:: What you have to do ::
Write out the data again exactly, skipping every picture.
+++
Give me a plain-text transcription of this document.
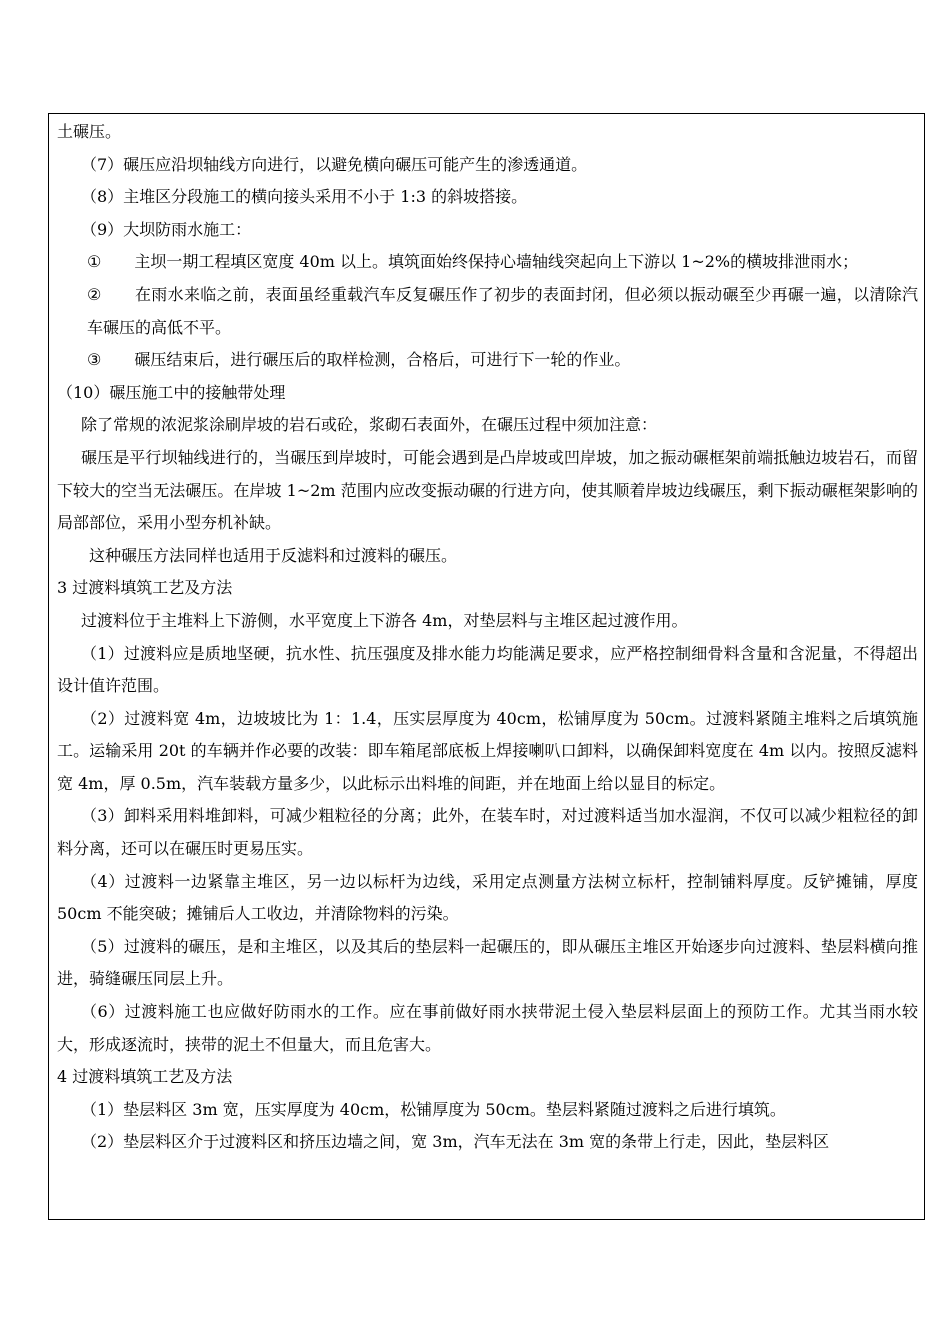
土碾压。

（7）碾压应沿坝轴线方向进行，以避免横向碾压可能产生的渗透通道。

（8）主堆区分段施工的横向接头采用不小于 1:3 的斜坡搭接。

（9）大坝防雨水施工：

① 主坝一期工程填区宽度 40m 以上。填筑面始终保持心墙轴线突起向上下游以 1~2%的横坡排泄雨水；

② 在雨水来临之前，表面虽经重载汽车反复碾压作了初步的表面封闭，但必须以振动碾至少再碾一遍，以清除汽车碾压的高低不平。

③ 碾压结束后，进行碾压后的取样检测，合格后，可进行下一轮的作业。

（10）碾压施工中的接触带处理

除了常规的浓泥浆涂刷岸坡的岩石或砼，浆砌石表面外，在碾压过程中须加注意：

碾压是平行坝轴线进行的，当碾压到岸坡时，可能会遇到是凸岸坡或凹岸坡，加之振动碾框架前端抵触边坡岩石，而留下较大的空当无法碾压。在岸坡 1~2m 范围内应改变振动碾的行进方向，使其顺着岸坡边线碾压，剩下振动碾框架影响的局部部位，采用小型夯机补缺。

这种碾压方法同样也适用于反滤料和过渡料的碾压。

3 过渡料填筑工艺及方法

过渡料位于主堆料上下游侧，水平宽度上下游各 4m，对垫层料与主堆区起过渡作用。

（1）过渡料应是质地坚硬，抗水性、抗压强度及排水能力均能满足要求，应严格控制细骨料含量和含泥量，不得超出设计值许范围。

（2）过渡料宽 4m，边坡坡比为 1：1.4，压实层厚度为 40cm，松铺厚度为 50cm。过渡料紧随主堆料之后填筑施工。运输采用 20t 的车辆并作必要的改装：即车箱尾部底板上焊接喇叭口卸料，以确保卸料宽度在 4m 以内。按照反滤料宽 4m，厚 0.5m，汽车装载方量多少，以此标示出料堆的间距，并在地面上给以显目的标定。

（3）卸料采用料堆卸料，可减少粗粒径的分离；此外，在装车时，对过渡料适当加水湿润，不仅可以减少粗粒径的卸料分离，还可以在碾压时更易压实。

（4）过渡料一边紧靠主堆区，另一边以标杆为边线，采用定点测量方法树立标杆，控制铺料厚度。反铲摊铺，厚度 50cm 不能突破；摊铺后人工收边，并清除物料的污染。

（5）过渡料的碾压，是和主堆区，以及其后的垫层料一起碾压的，即从碾压主堆区开始逐步向过渡料、垫层料横向推进，骑缝碾压同层上升。

（6）过渡料施工也应做好防雨水的工作。应在事前做好雨水挟带泥土侵入垫层料层面上的预防工作。尤其当雨水较大，形成逐流时，挟带的泥土不但量大，而且危害大。

4 过渡料填筑工艺及方法

（1）垫层料区 3m 宽，压实厚度为 40cm，松铺厚度为 50cm。垫层料紧随过渡料之后进行填筑。

（2）垫层料区介于过渡料区和挤压边墙之间，宽 3m，汽车无法在 3m 宽的条带上行走，因此，垫层料区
+++
:: Response to this exercise ::
Give me a plain-text transcription of this document.
土碾压。

（7）碾压应沿坝轴线方向进行，以避免横向碾压可能产生的渗透通道。

（8）主堆区分段施工的横向接头采用不小于 1:3 的斜坡搭接。

（9）大坝防雨水施工：

① 主坝一期工程填区宽度 40m 以上。填筑面始终保持心墙轴线突起向上下游以 1~2%的横坡排泄雨水；

② 在雨水来临之前，表面虽经重载汽车反复碾压作了初步的表面封闭，但必须以振动碾至少再碾一遍，以清除汽车碾压的高低不平。

③ 碾压结束后，进行碾压后的取样检测，合格后，可进行下一轮的作业。

（10）碾压施工中的接触带处理

除了常规的浓泥浆涂刷岸坡的岩石或砼，浆砌石表面外，在碾压过程中须加注意：

碾压是平行坝轴线进行的，当碾压到岸坡时，可能会遇到是凸岸坡或凹岸坡，加之振动碾框架前端抵触边坡岩石，而留下较大的空当无法碾压。在岸坡 1~2m 范围内应改变振动碾的行进方向，使其顺着岸坡边线碾压，剩下振动碾框架影响的局部部位，采用小型夯机补缺。

这种碾压方法同样也适用于反滤料和过渡料的碾压。

3 过渡料填筑工艺及方法

过渡料位于主堆料上下游侧，水平宽度上下游各 4m，对垫层料与主堆区起过渡作用。

（1）过渡料应是质地坚硬，抗水性、抗压强度及排水能力均能满足要求，应严格控制细骨料含量和含泥量，不得超出设计值许范围。

（2）过渡料宽 4m，边坡坡比为 1：1.4，压实层厚度为 40cm，松铺厚度为 50cm。过渡料紧随主堆料之后填筑施工。运输采用 20t 的车辆并作必要的改装：即车箱尾部底板上焊接喇叭口卸料，以确保卸料宽度在 4m 以内。按照反滤料宽 4m，厚 0.5m，汽车装载方量多少，以此标示出料堆的间距，并在地面上给以显目的标定。

（3）卸料采用料堆卸料，可减少粗粒径的分离；此外，在装车时，对过渡料适当加水湿润，不仅可以减少粗粒径的卸料分离，还可以在碾压时更易压实。

（4）过渡料一边紧靠主堆区，另一边以标杆为边线，采用定点测量方法树立标杆，控制铺料厚度。反铲摊铺，厚度 50cm 不能突破；摊铺后人工收边，并清除物料的污染。

（5）过渡料的碾压，是和主堆区，以及其后的垫层料一起碾压的，即从碾压主堆区开始逐步向过渡料、垫层料横向推进，骑缝碾压同层上升。

（6）过渡料施工也应做好防雨水的工作。应在事前做好雨水挟带泥土侵入垫层料层面上的预防工作。尤其当雨水较大，形成逐流时，挟带的泥土不但量大，而且危害大。

4 过渡料填筑工艺及方法

（1）垫层料区 3m 宽，压实厚度为 40cm，松铺厚度为 50cm。垫层料紧随过渡料之后进行填筑。

（2）垫层料区介于过渡料区和挤压边墙之间，宽 3m，汽车无法在 3m 宽的条带上行走，因此，垫层料区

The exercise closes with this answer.